* _Description of the task_
All of the material below is to be repeated exactly.

* _Dataset excerpts_
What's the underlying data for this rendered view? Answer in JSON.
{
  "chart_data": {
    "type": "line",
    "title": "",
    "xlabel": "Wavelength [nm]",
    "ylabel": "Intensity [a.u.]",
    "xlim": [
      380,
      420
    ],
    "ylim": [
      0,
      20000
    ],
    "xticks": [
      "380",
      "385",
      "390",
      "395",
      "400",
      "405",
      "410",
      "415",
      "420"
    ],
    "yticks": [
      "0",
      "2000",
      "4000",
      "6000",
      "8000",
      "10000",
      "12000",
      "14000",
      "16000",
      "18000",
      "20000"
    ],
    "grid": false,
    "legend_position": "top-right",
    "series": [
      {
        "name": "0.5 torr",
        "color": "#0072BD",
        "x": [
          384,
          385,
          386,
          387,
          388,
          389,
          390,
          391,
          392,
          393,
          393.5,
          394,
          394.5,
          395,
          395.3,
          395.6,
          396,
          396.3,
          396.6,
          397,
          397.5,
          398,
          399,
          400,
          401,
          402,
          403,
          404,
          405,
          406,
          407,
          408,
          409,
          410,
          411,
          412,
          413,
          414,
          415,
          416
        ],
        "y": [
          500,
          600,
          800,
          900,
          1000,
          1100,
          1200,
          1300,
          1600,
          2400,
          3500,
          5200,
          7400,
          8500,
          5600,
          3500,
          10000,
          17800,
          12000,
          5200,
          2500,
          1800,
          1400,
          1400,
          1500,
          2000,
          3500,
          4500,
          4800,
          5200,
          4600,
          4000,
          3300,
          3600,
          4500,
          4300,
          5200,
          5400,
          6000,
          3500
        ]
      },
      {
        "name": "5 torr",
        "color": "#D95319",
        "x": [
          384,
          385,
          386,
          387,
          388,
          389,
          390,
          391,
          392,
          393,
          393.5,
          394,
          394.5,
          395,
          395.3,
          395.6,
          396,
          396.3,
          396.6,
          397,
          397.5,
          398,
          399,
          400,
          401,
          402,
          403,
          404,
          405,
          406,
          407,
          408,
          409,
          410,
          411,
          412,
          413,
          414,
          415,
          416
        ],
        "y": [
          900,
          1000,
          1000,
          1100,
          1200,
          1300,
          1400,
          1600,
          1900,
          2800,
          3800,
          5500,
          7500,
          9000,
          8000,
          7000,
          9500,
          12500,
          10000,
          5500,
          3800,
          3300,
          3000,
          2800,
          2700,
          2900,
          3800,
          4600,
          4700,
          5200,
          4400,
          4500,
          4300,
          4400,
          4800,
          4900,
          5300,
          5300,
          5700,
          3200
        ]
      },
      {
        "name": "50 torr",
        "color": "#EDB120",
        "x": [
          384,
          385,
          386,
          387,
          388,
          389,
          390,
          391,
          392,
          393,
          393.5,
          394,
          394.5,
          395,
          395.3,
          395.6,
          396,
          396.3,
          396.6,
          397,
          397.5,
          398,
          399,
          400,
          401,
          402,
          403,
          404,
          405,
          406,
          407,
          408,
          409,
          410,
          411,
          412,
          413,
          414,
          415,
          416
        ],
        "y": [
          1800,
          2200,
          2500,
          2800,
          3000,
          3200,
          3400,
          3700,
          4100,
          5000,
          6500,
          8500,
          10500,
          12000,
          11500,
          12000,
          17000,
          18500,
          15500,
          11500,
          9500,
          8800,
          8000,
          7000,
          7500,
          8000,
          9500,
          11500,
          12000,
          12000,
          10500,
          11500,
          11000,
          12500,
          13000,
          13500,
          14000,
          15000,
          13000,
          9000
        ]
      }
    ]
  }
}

* _Task result_
What's the underlying data for this rendered view? Answer in JSON.
{
  "chart_data": {
    "type": "line",
    "title": "",
    "xlabel": "Wavelength [nm]",
    "ylabel": "Intensity [a.u.]",
    "xlim": [
      380,
      420
    ],
    "ylim": [
      0,
      20000
    ],
    "xticks": [
      "380",
      "385",
      "390",
      "395",
      "400",
      "405",
      "410",
      "415",
      "420"
    ],
    "yticks": [
      "0",
      "2000",
      "4000",
      "6000",
      "8000",
      "10000",
      "12000",
      "14000",
      "16000",
      "18000",
      "20000"
    ],
    "grid": false,
    "legend_position": "top-right",
    "series": [
      {
        "name": "0.5 torr",
        "color": "#0072BD",
        "x": [
          384,
          385,
          386,
          387,
          388,
          389,
          390,
          391,
          392,
          393,
          393.5,
          394,
          394.5,
          395,
          395.3,
          395.6,
          396,
          396.3,
          396.6,
          397,
          397.5,
          398,
          399,
          400,
          401,
          402,
          403,
          404,
          405,
          406,
          407,
          408,
          409,
          410,
          411,
          412,
          413,
          414,
          415,
          416
        ],
        "y": [
          500,
          600,
          800,
          900,
          1000,
          1100,
          1200,
          1300,
          1600,
          2400,
          3500,
          5200,
          7400,
          8500,
          5600,
          3500,
          10000,
          17800,
          12000,
          5200,
          2500,
          1800,
          1400,
          1400,
          1500,
          2000,
          3500,
          4500,
          4800,
          5200,
          4600,
          4000,
          3300,
          3600,
          4500,
          4300,
          5200,
          5400,
          6000,
          3500
        ]
      },
      {
        "name": "5 torr",
        "color": "#D95319",
        "x": [
          384,
          385,
          386,
          387,
          388,
          389,
          390,
          391,
          392,
          393,
          393.5,
          394,
          394.5,
          395,
          395.3,
          395.6,
          396,
          396.3,
          396.6,
          397,
          397.5,
          398,
          399,
          400,
          401,
          402,
          403,
          404,
          405,
          406,
          407,
          408,
          409,
          410,
          411,
          412,
          413,
          414,
          415,
          416
        ],
        "y": [
          900,
          1000,
          1000,
          1100,
          1200,
          1300,
          1400,
          1600,
          1900,
          2800,
          3800,
          5500,
          7500,
          9000,
          8000,
          7000,
          9500,
          12500,
          10000,
          5500,
          3800,
          3300,
          3000,
          2800,
          2700,
          2900,
          3800,
          4600,
          4700,
          5200,
          4400,
          4500,
          4300,
          4400,
          4800,
          4900,
          5300,
          5300,
          5700,
          3200
        ]
      },
      {
        "name": "50 torr",
        "color": "#EDB120",
        "x": [
          384,
          385,
          386,
          387,
          388,
          389,
          390,
          391,
          392,
          393,
          393.5,
          394,
          394.5,
          395,
          395.3,
          395.6,
          396,
          396.3,
          396.6,
          397,
          397.5,
          398,
          399,
          400,
          401,
          402,
          403,
          404,
          405,
          406,
          407,
          408,
          409,
          410,
          411,
          412,
          413,
          414,
          415,
          416
        ],
        "y": [
          1800,
          2200,
          2500,
          2800,
          3000,
          3200,
          3400,
          3700,
          4100,
          5000,
          6500,
          8500,
          10500,
          12000,
          11500,
          12000,
          17000,
          18500,
          15500,
          11500,
          9500,
          8800,
          8000,
          7000,
          7500,
          8000,
          9500,
          11500,
          12000,
          12000,
          10500,
          11500,
          11000,
          12500,
          13000,
          13500,
          14000,
          15000,
          13000,
          9000
        ]
      }
    ]
  }
}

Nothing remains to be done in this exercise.